Requirement: Your task is to locate every line holding the string "name" and to copy each of them.
++++
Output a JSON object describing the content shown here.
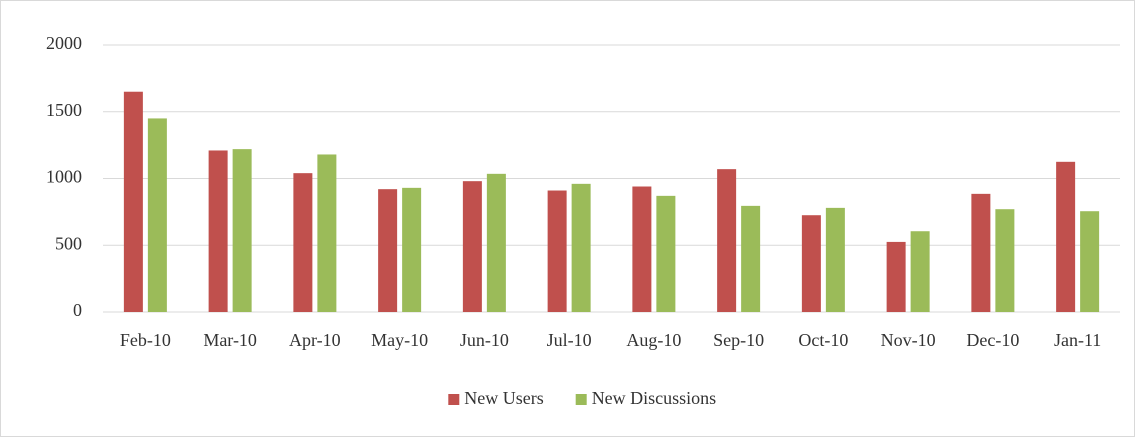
{
  "chart_data": {
    "type": "bar",
    "categories": [
      "Feb-10",
      "Mar-10",
      "Apr-10",
      "May-10",
      "Jun-10",
      "Jul-10",
      "Aug-10",
      "Sep-10",
      "Oct-10",
      "Nov-10",
      "Dec-10",
      "Jan-11"
    ],
    "series": [
      {
        "name": "New Users",
        "color": "#c0504d",
        "values": [
          1650,
          1210,
          1040,
          920,
          980,
          910,
          940,
          1070,
          725,
          525,
          885,
          1125
        ]
      },
      {
        "name": "New Discussions",
        "color": "#9bbb59",
        "values": [
          1450,
          1220,
          1180,
          930,
          1035,
          960,
          870,
          795,
          780,
          605,
          770,
          755
        ]
      }
    ],
    "ylim": [
      0,
      2000
    ],
    "yticks": [
      0,
      500,
      1000,
      1500,
      2000
    ],
    "grid": true,
    "legend": "bottom"
  }
}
++++
Answer to this exercise:
        "name": "New Users",
        "name": "New Discussions",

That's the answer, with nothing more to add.